Could you extract every entry below and reproduce it exactly?
* start *
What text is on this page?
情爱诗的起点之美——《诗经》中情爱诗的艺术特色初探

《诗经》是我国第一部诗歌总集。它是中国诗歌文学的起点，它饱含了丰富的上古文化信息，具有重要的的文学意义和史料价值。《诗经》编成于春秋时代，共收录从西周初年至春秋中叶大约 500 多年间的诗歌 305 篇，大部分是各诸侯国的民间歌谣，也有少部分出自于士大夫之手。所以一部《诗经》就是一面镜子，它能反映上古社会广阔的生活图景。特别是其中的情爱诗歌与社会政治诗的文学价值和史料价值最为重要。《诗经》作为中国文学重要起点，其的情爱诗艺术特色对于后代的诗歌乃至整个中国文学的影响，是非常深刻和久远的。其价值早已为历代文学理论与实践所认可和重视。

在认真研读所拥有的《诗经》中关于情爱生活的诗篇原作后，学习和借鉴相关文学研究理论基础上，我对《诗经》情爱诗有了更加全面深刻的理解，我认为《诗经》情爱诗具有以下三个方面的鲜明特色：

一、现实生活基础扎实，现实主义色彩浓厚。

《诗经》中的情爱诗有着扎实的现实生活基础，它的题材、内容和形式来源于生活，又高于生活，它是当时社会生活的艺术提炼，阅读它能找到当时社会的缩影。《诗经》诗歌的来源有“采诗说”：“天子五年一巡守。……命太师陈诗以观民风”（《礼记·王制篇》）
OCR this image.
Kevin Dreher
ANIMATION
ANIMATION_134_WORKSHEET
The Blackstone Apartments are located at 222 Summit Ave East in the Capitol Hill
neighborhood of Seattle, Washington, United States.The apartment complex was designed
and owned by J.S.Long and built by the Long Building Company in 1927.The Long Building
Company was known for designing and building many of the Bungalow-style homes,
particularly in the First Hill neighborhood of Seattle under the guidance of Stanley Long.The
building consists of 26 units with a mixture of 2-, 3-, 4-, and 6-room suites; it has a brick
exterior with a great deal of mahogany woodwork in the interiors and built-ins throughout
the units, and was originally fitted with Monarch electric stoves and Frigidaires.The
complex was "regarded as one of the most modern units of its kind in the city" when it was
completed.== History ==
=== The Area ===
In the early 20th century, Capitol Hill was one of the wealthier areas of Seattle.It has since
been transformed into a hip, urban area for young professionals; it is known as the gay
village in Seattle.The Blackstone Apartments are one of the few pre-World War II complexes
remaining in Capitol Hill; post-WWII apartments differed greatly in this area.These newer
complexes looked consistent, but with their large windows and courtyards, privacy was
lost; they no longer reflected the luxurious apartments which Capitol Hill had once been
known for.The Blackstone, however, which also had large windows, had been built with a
* end *
• **WRITTEN ANSWER**:
What text is on this page?
情爱诗的起点之美——《诗经》中情爱诗的艺术特色初探

《诗经》是我国第一部诗歌总集。它是中国诗歌文学的起点，它饱含了丰富的上古文化信息，具有重要的的文学意义和史料价值。《诗经》编成于春秋时代，共收录从西周初年至春秋中叶大约 500 多年间的诗歌 305 篇，大部分是各诸侯国的民间歌谣，也有少部分出自于士大夫之手。所以一部《诗经》就是一面镜子，它能反映上古社会广阔的生活图景。特别是其中的情爱诗歌与社会政治诗的文学价值和史料价值最为重要。《诗经》作为中国文学重要起点，其的情爱诗艺术特色对于后代的诗歌乃至整个中国文学的影响，是非常深刻和久远的。其价值早已为历代文学理论与实践所认可和重视。

在认真研读所拥有的《诗经》中关于情爱生活的诗篇原作后，学习和借鉴相关文学研究理论基础上，我对《诗经》情爱诗有了更加全面深刻的理解，我认为《诗经》情爱诗具有以下三个方面的鲜明特色：

一、现实生活基础扎实，现实主义色彩浓厚。

《诗经》中的情爱诗有着扎实的现实生活基础，它的题材、内容和形式来源于生活，又高于生活，它是当时社会生活的艺术提炼，阅读它能找到当时社会的缩影。《诗经》诗歌的来源有“采诗说”：“天子五年一巡守。……命太师陈诗以观民风”（《礼记·王制篇》）
OCR this image.
Kevin Dreher
ANIMATION
ANIMATION_134_WORKSHEET
The Blackstone Apartments are located at 222 Summit Ave East in the Capitol Hill
neighborhood of Seattle, Washington, United States.The apartment complex was designed
and owned by J.S.Long and built by the Long Building Company in 1927.The Long Building
Company was known for designing and building many of the Bungalow-style homes,
particularly in the First Hill neighborhood of Seattle under the guidance of Stanley Long.The
building consists of 26 units with a mixture of 2-, 3-, 4-, and 6-room suites; it has a brick
exterior with a great deal of mahogany woodwork in the interiors and built-ins throughout
the units, and was originally fitted with Monarch electric stoves and Frigidaires.The
complex was "regarded as one of the most modern units of its kind in the city" when it was
completed.== History ==
=== The Area ===
In the early 20th century, Capitol Hill was one of the wealthier areas of Seattle.It has since
been transformed into a hip, urban area for young professionals; it is known as the gay
village in Seattle.The Blackstone Apartments are one of the few pre-World War II complexes
remaining in Capitol Hill; post-WWII apartments differed greatly in this area.These newer
complexes looked consistent, but with their large windows and courtyards, privacy was
lost; they no longer reflected the luxurious apartments which Capitol Hill had once been
known for.The Blackstone, however, which also had large windows, had been built with a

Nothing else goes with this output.